- YOUR OBJECTIVE
Every line that holds the string "noviembre" is to be identified and copied.

§ §

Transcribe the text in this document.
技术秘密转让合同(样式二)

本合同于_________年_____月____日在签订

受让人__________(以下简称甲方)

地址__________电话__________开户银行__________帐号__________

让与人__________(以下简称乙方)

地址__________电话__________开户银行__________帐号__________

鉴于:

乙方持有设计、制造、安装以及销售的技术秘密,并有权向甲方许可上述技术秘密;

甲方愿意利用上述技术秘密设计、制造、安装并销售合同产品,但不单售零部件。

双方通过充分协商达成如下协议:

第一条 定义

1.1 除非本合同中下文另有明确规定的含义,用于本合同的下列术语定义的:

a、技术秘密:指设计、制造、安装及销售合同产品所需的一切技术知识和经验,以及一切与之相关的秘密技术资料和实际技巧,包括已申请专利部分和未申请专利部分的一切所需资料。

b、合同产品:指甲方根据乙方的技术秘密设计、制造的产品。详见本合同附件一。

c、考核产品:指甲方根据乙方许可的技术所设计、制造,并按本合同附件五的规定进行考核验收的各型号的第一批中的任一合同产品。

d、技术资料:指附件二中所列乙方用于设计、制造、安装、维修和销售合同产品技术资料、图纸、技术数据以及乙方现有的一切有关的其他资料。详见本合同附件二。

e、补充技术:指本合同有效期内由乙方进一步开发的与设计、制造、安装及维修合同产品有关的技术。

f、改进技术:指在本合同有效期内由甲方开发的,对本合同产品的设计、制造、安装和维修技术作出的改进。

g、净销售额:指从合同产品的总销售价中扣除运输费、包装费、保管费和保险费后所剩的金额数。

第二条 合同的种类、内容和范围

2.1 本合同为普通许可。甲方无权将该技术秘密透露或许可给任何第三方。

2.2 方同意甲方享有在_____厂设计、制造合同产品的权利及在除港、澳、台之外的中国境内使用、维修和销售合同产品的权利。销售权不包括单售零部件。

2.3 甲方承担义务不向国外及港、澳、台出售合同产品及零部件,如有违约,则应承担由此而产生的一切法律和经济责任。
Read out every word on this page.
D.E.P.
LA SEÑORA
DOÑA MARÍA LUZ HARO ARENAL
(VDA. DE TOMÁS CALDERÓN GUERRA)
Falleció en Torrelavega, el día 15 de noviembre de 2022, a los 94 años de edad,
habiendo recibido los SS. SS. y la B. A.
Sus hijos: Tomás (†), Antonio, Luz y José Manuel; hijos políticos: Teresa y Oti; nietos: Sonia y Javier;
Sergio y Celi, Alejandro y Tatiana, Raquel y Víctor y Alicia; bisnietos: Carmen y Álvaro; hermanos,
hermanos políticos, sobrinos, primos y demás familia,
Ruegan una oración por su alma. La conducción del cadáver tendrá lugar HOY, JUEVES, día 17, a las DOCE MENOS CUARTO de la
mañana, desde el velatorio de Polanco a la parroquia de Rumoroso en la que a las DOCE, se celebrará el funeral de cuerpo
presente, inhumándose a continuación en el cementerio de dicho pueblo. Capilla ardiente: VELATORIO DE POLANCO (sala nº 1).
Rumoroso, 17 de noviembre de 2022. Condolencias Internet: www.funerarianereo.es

§ §

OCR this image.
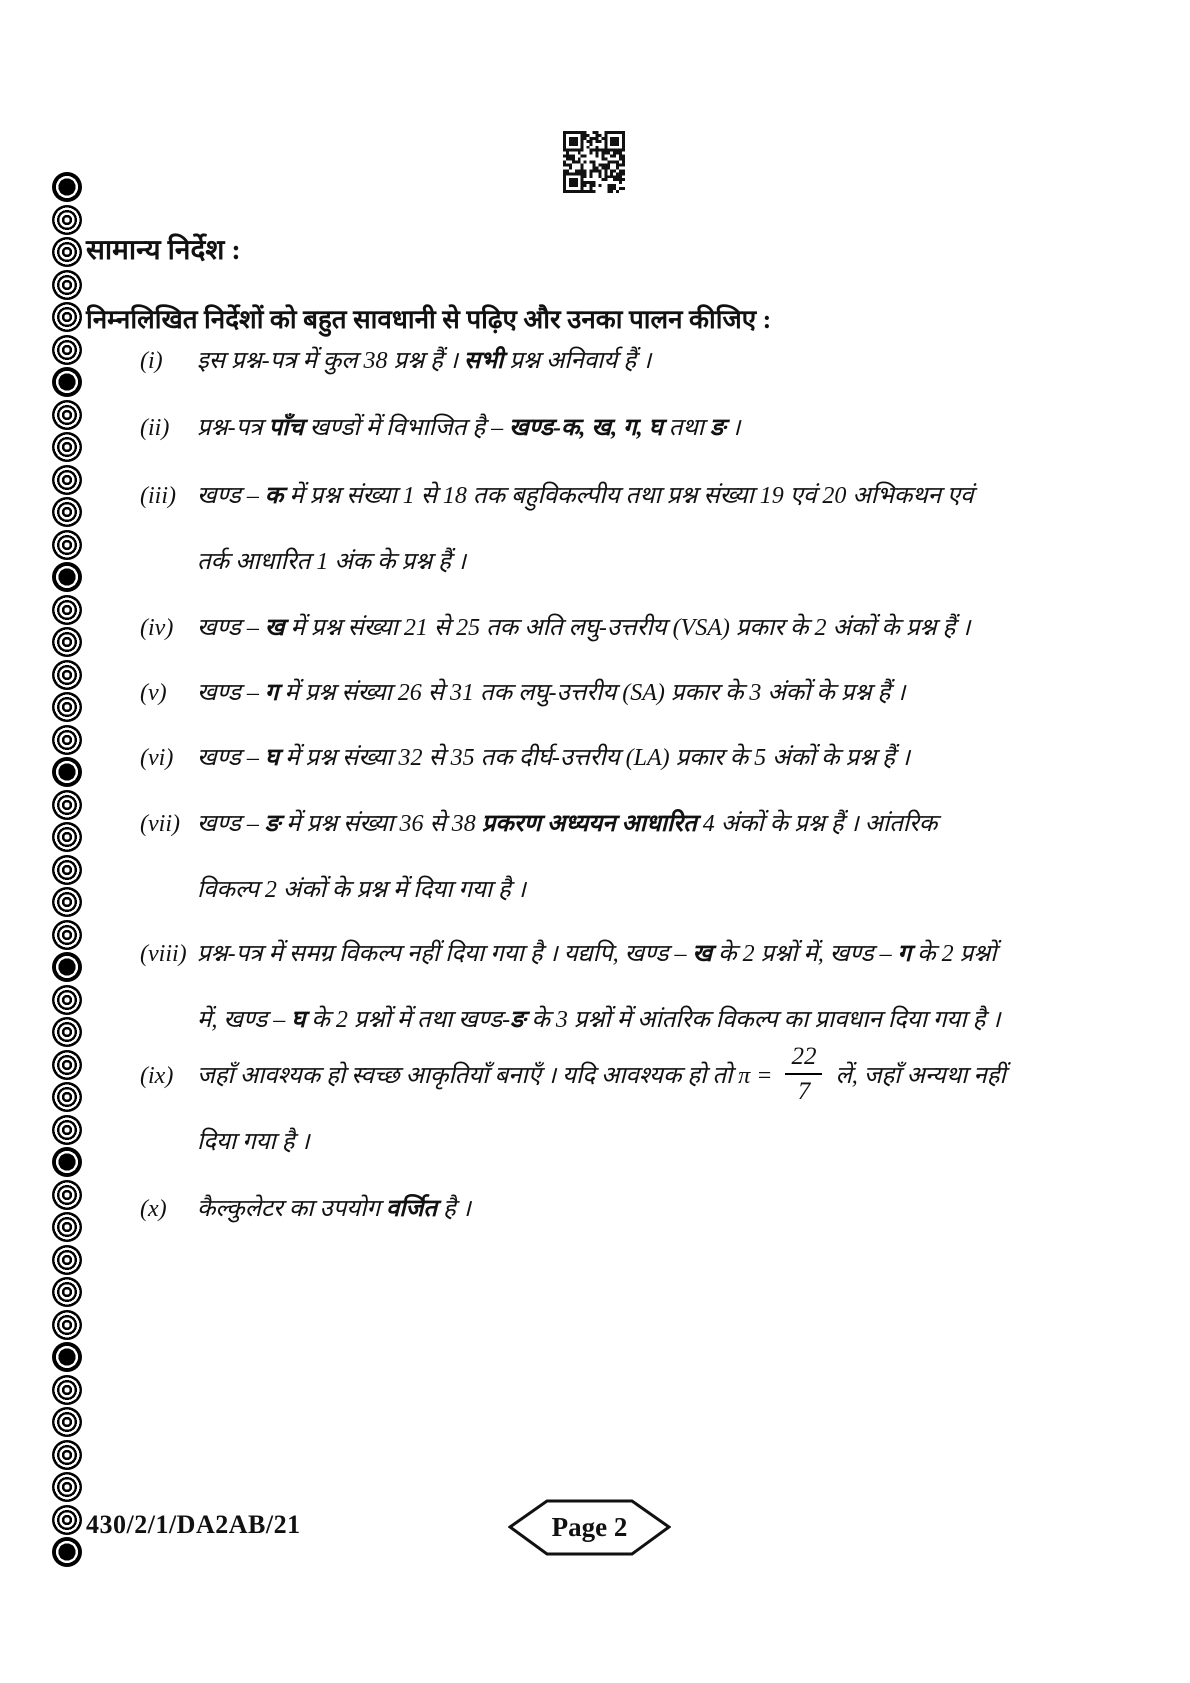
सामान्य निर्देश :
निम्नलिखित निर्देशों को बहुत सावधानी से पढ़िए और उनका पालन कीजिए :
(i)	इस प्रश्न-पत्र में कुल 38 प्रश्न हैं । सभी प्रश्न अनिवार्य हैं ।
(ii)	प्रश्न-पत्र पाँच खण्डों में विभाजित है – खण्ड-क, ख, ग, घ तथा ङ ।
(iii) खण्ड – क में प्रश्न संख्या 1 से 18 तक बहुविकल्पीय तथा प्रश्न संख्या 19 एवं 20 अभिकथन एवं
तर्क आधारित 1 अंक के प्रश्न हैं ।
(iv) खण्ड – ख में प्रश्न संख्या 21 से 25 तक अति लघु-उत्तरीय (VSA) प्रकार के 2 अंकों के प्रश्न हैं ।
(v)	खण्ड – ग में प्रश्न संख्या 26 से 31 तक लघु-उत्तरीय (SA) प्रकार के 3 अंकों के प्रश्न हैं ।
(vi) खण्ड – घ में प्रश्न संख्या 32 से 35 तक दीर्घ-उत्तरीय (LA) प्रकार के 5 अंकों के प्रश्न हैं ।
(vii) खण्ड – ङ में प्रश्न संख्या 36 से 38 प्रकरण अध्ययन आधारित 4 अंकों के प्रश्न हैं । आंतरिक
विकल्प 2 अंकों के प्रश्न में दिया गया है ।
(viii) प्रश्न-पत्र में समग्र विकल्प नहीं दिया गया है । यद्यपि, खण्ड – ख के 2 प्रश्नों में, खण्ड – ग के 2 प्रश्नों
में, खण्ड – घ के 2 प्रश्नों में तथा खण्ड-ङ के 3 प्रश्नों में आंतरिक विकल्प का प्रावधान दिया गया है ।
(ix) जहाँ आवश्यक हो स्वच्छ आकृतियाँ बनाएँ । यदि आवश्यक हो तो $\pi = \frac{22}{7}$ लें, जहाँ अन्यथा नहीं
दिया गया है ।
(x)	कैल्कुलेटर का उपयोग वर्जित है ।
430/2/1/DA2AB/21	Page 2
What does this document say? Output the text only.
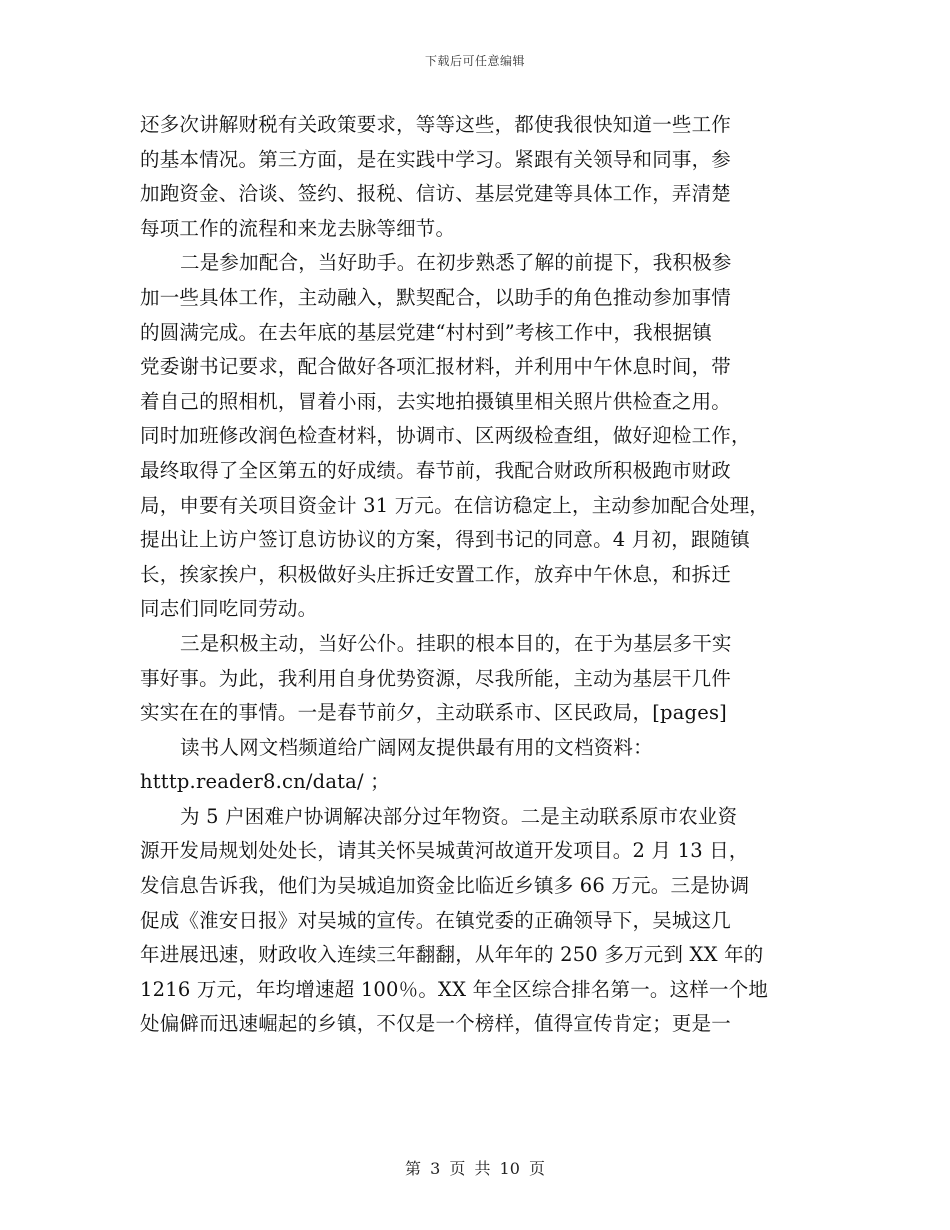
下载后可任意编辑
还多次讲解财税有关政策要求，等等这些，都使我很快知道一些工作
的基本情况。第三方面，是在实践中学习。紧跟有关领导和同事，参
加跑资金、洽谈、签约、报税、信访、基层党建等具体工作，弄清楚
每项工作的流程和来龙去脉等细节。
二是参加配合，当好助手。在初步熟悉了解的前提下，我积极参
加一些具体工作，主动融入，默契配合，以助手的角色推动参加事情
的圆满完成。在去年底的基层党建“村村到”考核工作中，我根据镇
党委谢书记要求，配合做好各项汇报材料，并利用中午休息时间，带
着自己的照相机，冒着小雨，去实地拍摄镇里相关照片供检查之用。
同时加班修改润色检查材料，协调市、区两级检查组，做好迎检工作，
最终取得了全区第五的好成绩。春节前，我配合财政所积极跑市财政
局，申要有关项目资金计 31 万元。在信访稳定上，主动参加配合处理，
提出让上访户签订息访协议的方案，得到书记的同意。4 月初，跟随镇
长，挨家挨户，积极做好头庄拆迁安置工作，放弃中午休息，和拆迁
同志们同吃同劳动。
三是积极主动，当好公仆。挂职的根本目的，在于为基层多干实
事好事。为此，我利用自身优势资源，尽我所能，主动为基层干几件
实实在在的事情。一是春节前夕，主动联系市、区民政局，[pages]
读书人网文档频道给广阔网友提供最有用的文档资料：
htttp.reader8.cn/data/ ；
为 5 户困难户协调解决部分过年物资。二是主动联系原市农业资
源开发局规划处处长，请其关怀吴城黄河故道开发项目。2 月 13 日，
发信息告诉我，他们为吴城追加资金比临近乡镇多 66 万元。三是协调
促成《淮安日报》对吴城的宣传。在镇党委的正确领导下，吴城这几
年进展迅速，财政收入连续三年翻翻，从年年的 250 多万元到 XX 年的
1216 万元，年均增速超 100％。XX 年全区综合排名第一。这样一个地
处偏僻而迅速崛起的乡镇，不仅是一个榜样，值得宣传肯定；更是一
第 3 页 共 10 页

§ §

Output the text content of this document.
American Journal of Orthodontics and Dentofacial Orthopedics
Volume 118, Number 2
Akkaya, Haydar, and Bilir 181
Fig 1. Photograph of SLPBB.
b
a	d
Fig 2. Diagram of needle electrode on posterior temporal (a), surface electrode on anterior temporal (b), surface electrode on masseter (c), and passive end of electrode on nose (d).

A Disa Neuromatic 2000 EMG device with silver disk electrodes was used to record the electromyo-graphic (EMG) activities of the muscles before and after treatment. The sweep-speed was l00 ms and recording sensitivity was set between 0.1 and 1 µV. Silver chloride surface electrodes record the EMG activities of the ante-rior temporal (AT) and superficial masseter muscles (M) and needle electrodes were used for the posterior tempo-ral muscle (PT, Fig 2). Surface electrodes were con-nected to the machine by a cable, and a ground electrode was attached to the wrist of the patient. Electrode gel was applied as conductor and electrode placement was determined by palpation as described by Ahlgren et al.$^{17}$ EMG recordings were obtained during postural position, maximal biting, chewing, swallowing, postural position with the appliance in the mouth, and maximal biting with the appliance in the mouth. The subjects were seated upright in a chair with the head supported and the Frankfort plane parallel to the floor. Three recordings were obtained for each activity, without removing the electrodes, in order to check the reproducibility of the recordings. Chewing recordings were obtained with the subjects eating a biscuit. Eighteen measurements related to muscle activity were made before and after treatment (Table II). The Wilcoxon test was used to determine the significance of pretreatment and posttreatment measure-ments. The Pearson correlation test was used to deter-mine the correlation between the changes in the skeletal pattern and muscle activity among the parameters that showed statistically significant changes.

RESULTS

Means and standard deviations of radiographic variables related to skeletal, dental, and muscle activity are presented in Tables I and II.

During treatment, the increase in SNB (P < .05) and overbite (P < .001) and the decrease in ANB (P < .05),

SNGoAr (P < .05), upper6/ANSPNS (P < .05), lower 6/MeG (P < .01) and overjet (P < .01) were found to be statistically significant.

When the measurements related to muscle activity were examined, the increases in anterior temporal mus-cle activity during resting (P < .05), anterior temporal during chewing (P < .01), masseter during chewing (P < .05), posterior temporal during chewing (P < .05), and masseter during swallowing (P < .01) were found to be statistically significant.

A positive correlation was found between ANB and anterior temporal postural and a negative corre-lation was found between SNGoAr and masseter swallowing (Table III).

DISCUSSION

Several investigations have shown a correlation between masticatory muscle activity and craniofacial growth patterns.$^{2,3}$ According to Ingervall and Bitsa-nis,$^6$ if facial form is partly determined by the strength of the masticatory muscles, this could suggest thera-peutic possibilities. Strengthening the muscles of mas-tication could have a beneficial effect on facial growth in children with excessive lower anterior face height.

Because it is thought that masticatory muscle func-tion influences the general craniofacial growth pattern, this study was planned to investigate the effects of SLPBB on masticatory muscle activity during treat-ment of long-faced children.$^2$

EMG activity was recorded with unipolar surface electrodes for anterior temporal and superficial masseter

§ §

- EXPECTED ANSWER
Falleció en Torrelavega, el día 15 de noviembre de 2022, a los 94 años de edad,
Rumoroso, 17 de noviembre de 2022. Condolencias Internet: www.funerarianereo.es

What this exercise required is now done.